* [Given problem]:
Could you print all the entries exactly?

Excerpts from a figure dataset
--- start ---

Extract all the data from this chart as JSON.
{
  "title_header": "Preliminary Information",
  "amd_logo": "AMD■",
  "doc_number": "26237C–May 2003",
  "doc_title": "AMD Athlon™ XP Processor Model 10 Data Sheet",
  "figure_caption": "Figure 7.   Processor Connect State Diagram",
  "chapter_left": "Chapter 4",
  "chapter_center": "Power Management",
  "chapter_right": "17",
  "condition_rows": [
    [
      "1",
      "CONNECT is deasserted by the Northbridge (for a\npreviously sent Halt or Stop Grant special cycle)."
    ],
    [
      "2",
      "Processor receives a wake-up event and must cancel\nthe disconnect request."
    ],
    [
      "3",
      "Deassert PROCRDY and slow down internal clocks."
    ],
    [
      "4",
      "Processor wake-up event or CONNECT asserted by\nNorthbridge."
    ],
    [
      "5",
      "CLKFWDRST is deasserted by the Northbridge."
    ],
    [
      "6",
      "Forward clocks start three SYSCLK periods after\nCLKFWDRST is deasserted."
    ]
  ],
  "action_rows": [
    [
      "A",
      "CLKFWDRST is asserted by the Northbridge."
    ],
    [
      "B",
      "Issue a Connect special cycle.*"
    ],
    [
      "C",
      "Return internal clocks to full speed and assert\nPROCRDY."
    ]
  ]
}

--- end ---

* [Result]:
Extract all the data from this chart as JSON.
{
  "title_header": "Preliminary Information",
  "amd_logo": "AMD■",
  "doc_number": "26237C–May 2003",
  "doc_title": "AMD Athlon™ XP Processor Model 10 Data Sheet",
  "figure_caption": "Figure 7.   Processor Connect State Diagram",
  "chapter_left": "Chapter 4",
  "chapter_center": "Power Management",
  "chapter_right": "17",
  "condition_rows": [
    [
      "1",
      "CONNECT is deasserted by the Northbridge (for a\npreviously sent Halt or Stop Grant special cycle)."
    ],
    [
      "2",
      "Processor receives a wake-up event and must cancel\nthe disconnect request."
    ],
    [
      "3",
      "Deassert PROCRDY and slow down internal clocks."
    ],
    [
      "4",
      "Processor wake-up event or CONNECT asserted by\nNorthbridge."
    ],
    [
      "5",
      "CLKFWDRST is deasserted by the Northbridge."
    ],
    [
      "6",
      "Forward clocks start three SYSCLK periods after\nCLKFWDRST is deasserted."
    ]
  ],
  "action_rows": [
    [
      "A",
      "CLKFWDRST is asserted by the Northbridge."
    ],
    [
      "B",
      "Issue a Connect special cycle.*"
    ],
    [
      "C",
      "Return internal clocks to full speed and assert\nPROCRDY."
    ]
  ]
}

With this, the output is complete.